What you have to do –
From the listing below, extract every line containing "this".

Dataset records
------------------------------------------------------------
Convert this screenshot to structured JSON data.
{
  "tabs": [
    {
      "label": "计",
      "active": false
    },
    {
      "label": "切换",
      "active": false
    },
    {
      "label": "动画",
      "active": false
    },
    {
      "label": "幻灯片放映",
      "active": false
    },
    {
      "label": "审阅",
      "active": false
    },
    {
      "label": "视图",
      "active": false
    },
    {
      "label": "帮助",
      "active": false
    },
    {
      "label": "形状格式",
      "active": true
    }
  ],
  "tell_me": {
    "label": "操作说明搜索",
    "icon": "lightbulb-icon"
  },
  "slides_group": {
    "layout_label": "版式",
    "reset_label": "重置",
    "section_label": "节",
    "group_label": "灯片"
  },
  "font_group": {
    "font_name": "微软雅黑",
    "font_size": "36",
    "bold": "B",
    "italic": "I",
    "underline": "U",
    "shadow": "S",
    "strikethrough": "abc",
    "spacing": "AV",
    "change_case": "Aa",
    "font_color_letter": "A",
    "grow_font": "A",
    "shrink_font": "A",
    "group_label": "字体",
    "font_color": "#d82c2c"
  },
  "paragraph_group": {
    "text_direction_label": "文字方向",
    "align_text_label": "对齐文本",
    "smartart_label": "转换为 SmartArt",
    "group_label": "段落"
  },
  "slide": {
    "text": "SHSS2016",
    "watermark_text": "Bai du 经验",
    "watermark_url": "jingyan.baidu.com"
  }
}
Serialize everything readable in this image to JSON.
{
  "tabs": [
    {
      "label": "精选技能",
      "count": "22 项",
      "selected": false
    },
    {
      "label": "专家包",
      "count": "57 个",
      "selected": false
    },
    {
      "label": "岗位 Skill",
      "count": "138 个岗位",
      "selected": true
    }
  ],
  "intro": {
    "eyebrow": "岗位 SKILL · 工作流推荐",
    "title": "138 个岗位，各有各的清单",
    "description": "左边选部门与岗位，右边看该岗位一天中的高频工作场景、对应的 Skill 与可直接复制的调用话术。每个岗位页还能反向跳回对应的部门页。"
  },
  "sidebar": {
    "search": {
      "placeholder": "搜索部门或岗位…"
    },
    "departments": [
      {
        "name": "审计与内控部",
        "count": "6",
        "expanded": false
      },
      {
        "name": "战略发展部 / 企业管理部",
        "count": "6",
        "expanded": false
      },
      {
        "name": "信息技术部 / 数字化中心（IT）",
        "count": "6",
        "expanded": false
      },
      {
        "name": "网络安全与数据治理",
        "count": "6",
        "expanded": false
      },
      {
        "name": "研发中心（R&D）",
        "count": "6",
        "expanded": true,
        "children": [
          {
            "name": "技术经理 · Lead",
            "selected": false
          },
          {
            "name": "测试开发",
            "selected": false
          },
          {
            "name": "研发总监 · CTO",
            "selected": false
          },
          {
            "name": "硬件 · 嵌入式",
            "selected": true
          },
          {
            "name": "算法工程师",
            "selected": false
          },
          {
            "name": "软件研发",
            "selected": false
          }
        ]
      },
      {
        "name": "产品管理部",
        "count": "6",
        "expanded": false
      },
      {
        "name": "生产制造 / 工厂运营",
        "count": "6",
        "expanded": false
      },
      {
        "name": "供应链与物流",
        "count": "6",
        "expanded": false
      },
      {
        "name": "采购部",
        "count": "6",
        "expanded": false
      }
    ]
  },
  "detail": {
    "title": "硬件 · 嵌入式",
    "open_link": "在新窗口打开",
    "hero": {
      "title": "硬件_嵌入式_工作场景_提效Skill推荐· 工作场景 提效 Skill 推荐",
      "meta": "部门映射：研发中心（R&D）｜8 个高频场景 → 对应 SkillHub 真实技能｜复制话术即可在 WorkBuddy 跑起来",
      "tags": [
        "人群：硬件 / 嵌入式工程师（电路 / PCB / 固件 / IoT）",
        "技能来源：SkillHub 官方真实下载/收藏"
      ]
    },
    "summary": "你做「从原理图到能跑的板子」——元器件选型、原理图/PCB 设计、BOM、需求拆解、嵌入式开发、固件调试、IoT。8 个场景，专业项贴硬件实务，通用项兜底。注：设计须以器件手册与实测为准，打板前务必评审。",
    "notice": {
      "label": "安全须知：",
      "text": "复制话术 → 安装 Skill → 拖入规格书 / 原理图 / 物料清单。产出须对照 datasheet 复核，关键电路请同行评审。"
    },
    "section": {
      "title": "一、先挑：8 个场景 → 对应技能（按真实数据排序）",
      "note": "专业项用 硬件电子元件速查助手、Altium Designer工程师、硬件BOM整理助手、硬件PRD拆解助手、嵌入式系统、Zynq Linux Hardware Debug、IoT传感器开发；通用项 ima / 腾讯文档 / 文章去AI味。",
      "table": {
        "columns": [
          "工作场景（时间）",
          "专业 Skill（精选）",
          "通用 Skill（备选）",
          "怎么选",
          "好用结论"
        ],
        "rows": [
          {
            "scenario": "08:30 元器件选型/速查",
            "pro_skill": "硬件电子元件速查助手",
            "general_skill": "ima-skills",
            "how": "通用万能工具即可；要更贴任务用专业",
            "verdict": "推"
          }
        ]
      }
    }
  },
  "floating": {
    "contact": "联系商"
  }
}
------------------------------------------------------------
Output of the exercise –
Convert this screenshot to structured JSON data.
Serialize everything readable in this image to JSON.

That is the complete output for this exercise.